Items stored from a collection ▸
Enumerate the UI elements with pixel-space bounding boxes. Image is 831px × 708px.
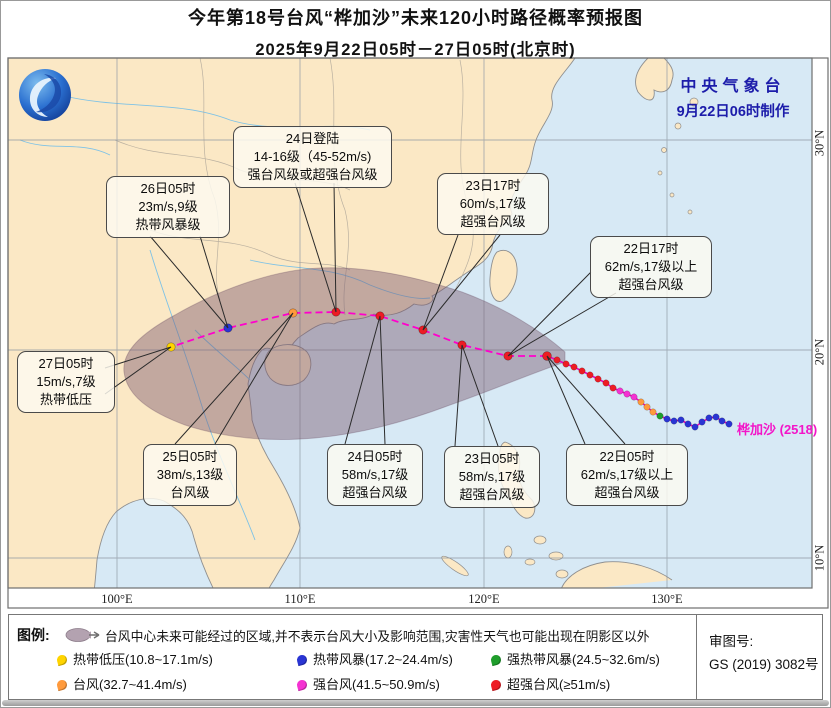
title-block: 今年第18号台风“桦加沙”未来120小时路径概率预报图 2025年9月22日05… <box>0 4 831 60</box>
callout-27d05h: 27日05时 15m/s,7级 热带低压 <box>17 351 115 413</box>
lon-label-130e: 130°E <box>651 592 683 606</box>
cma-logo <box>16 66 74 129</box>
map-outer-frame <box>7 57 829 609</box>
lat-label-20n: 20°N <box>812 338 827 366</box>
land-borneo <box>561 561 673 588</box>
bottom-bar <box>2 700 829 706</box>
lon-label-110e: 110°E <box>284 592 316 606</box>
ts-marker-icon <box>295 653 309 667</box>
attribution-agency: 中央气象台 <box>680 78 786 95</box>
callout-22d05h: 22日05时 62m/s,17级以上 超强台风级 <box>566 444 688 506</box>
legend-divider <box>696 615 697 699</box>
sts-marker-icon <box>489 653 503 667</box>
map-content <box>8 58 812 588</box>
callout-26d05h: 26日05时 23m/s,9级 热带风暴级 <box>106 176 230 238</box>
legend-item-sty: 强台风(41.5~50.9m/s) <box>295 674 440 693</box>
forecast-cone <box>123 267 566 440</box>
attribution-issued: 9月22日06时制作 <box>676 104 790 120</box>
lat-label-30n: 30°N <box>812 129 827 157</box>
callout-22d17h: 22日17时 62m/s,17级以上 超强台风级 <box>590 236 712 298</box>
map-title: 今年第18号台风“桦加沙”未来120小时路径概率预报图 <box>187 8 644 28</box>
legend-title: 图例: <box>17 627 50 643</box>
callout-landfall-24: 24日登陆 14-16级（45-52m/s) 强台风级或超强台风级 <box>233 126 392 188</box>
attribution-block: 中央气象台 9月22日06时制作 <box>648 72 818 121</box>
lon-label-100e: 100°E <box>101 592 133 606</box>
ty-marker-icon <box>55 678 69 692</box>
land-taiwan <box>489 249 518 302</box>
legend-item-td: 热带低压(10.8~17.1m/s) <box>55 649 213 668</box>
callout-23d05h: 23日05时 58m/s,17级 超强台风级 <box>444 446 540 508</box>
super-ty-marker-icon <box>489 678 503 692</box>
legend-item-super-ty: 超强台风(≥51m/s) <box>489 674 610 693</box>
storm-name-label: 桦加沙 (2518) <box>737 422 818 437</box>
lat-label-10n: 10°N <box>812 544 827 572</box>
lon-label-120e: 120°E <box>468 592 500 606</box>
license-label: 审图号: <box>709 634 754 649</box>
legend-item-ts: 热带风暴(17.2~24.4m/s) <box>295 649 453 668</box>
callout-24d05h: 24日05时 58m/s,17级 超强台风级 <box>327 444 423 506</box>
cma-logo-icon <box>19 69 71 121</box>
callout-23d17h: 23日17时 60m/s,17级 超强台风级 <box>437 173 549 235</box>
land-hainan <box>264 344 312 386</box>
cone-icon <box>65 627 101 648</box>
callout-leaders <box>104 182 626 447</box>
land-japan <box>635 58 674 101</box>
callout-25d05h: 25日05时 38m/s,13级 台风级 <box>143 444 237 506</box>
legend-item-ty: 台风(32.7~41.4m/s) <box>55 674 187 693</box>
ryukyu-islands <box>657 97 699 215</box>
td-marker-icon <box>55 653 69 667</box>
map-subtitle: 2025年9月22日05时－27日05时(北京时) <box>255 41 576 59</box>
license-number: GS (2019) 3082号 <box>709 657 819 672</box>
map-license: 审图号: GS (2019) 3082号 <box>709 630 819 676</box>
legend-panel: 图例: 台风中心未来可能经过的区域,并不表示台风大小及影响范围,灾害性天气也可能… <box>8 614 823 700</box>
sty-marker-icon <box>295 678 309 692</box>
observed-track-points <box>553 356 733 431</box>
legend-item-sts: 强热带风暴(24.5~32.6m/s) <box>489 649 660 668</box>
legend-cone-description: 台风中心未来可能经过的区域,并不表示台风大小及影响范围,灾害性天气也可能出现在阴… <box>105 629 650 644</box>
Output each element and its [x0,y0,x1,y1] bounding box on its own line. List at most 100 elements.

TASK PROMPT ▸
Report each line of the items above that contains the string "super", copying every such line in full. Case counts.

ANSWER TO THIS TASK ▸
super-ty-marker-icon <box>489 678 503 692</box>
legend-item-super-ty: 超强台风(≥51m/s) <box>489 674 610 693</box>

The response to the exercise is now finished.